● Stated exercise
Every entry must be duplicated precisely as written.

● Supplied records
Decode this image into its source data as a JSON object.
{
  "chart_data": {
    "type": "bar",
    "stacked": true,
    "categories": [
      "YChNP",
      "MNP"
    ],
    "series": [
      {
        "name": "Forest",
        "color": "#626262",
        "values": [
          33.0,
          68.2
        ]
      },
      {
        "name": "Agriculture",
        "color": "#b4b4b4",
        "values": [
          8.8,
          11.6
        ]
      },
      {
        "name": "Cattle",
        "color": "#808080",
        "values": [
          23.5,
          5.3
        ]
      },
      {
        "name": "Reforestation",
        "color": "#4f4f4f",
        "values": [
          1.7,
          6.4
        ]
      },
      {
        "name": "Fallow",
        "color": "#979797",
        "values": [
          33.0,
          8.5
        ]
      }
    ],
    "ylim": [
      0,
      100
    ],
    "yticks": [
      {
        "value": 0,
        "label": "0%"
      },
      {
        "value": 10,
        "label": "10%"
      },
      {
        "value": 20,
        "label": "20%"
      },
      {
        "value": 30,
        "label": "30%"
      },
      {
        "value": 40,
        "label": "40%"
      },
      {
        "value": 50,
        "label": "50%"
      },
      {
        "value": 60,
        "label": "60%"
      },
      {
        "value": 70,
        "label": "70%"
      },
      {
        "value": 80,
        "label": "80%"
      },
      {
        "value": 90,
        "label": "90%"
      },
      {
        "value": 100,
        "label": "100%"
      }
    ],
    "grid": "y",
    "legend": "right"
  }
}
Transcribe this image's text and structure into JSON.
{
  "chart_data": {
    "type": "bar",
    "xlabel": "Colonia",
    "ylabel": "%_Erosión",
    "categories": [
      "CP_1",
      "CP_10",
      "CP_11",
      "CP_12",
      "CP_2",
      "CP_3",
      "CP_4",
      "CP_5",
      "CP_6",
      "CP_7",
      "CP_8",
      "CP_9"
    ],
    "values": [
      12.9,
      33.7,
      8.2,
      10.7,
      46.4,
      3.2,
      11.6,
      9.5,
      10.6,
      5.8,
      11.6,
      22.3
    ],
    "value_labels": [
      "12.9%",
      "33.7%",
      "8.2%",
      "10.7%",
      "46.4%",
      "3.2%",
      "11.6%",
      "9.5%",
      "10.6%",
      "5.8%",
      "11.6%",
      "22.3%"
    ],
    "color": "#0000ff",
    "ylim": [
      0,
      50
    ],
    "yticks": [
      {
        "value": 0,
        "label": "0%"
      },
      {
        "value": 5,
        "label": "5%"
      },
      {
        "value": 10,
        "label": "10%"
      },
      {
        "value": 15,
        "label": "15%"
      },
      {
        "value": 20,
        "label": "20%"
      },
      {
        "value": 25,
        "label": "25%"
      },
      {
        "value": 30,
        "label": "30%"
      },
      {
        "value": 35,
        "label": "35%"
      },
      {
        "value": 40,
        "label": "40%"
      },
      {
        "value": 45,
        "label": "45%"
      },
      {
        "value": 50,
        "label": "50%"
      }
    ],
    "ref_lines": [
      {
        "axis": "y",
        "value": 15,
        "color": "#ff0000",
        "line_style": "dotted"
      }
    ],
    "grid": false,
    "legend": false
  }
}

● Answer to this task
Decode this image into its source data as a JSON object.
{
  "chart_data": {
    "type": "bar",
    "stacked": true,
    "categories": [
      "YChNP",
      "MNP"
    ],
    "series": [
      {
        "name": "Forest",
        "color": "#626262",
        "values": [
          33.0,
          68.2
        ]
      },
      {
        "name": "Agriculture",
        "color": "#b4b4b4",
        "values": [
          8.8,
          11.6
        ]
      },
      {
        "name": "Cattle",
        "color": "#808080",
        "values": [
          23.5,
          5.3
        ]
      },
      {
        "name": "Reforestation",
        "color": "#4f4f4f",
        "values": [
          1.7,
          6.4
        ]
      },
      {
        "name": "Fallow",
        "color": "#979797",
        "values": [
          33.0,
          8.5
        ]
      }
    ],
    "ylim": [
      0,
      100
    ],
    "yticks": [
      {
        "value": 0,
        "label": "0%"
      },
      {
        "value": 10,
        "label": "10%"
      },
      {
        "value": 20,
        "label": "20%"
      },
      {
        "value": 30,
        "label": "30%"
      },
      {
        "value": 40,
        "label": "40%"
      },
      {
        "value": 50,
        "label": "50%"
      },
      {
        "value": 60,
        "label": "60%"
      },
      {
        "value": 70,
        "label": "70%"
      },
      {
        "value": 80,
        "label": "80%"
      },
      {
        "value": 90,
        "label": "90%"
      },
      {
        "value": 100,
        "label": "100%"
      }
    ],
    "grid": "y",
    "legend": "right"
  }
}
Transcribe this image's text and structure into JSON.
{
  "chart_data": {
    "type": "bar",
    "xlabel": "Colonia",
    "ylabel": "%_Erosión",
    "categories": [
      "CP_1",
      "CP_10",
      "CP_11",
      "CP_12",
      "CP_2",
      "CP_3",
      "CP_4",
      "CP_5",
      "CP_6",
      "CP_7",
      "CP_8",
      "CP_9"
    ],
    "values": [
      12.9,
      33.7,
      8.2,
      10.7,
      46.4,
      3.2,
      11.6,
      9.5,
      10.6,
      5.8,
      11.6,
      22.3
    ],
    "value_labels": [
      "12.9%",
      "33.7%",
      "8.2%",
      "10.7%",
      "46.4%",
      "3.2%",
      "11.6%",
      "9.5%",
      "10.6%",
      "5.8%",
      "11.6%",
      "22.3%"
    ],
    "color": "#0000ff",
    "ylim": [
      0,
      50
    ],
    "yticks": [
      {
        "value": 0,
        "label": "0%"
      },
      {
        "value": 5,
        "label": "5%"
      },
      {
        "value": 10,
        "label": "10%"
      },
      {
        "value": 15,
        "label": "15%"
      },
      {
        "value": 20,
        "label": "20%"
      },
      {
        "value": 25,
        "label": "25%"
      },
      {
        "value": 30,
        "label": "30%"
      },
      {
        "value": 35,
        "label": "35%"
      },
      {
        "value": 40,
        "label": "40%"
      },
      {
        "value": 45,
        "label": "45%"
      },
      {
        "value": 50,
        "label": "50%"
      }
    ],
    "ref_lines": [
      {
        "axis": "y",
        "value": 15,
        "color": "#ff0000",
        "line_style": "dotted"
      }
    ],
    "grid": false,
    "legend": false
  }
}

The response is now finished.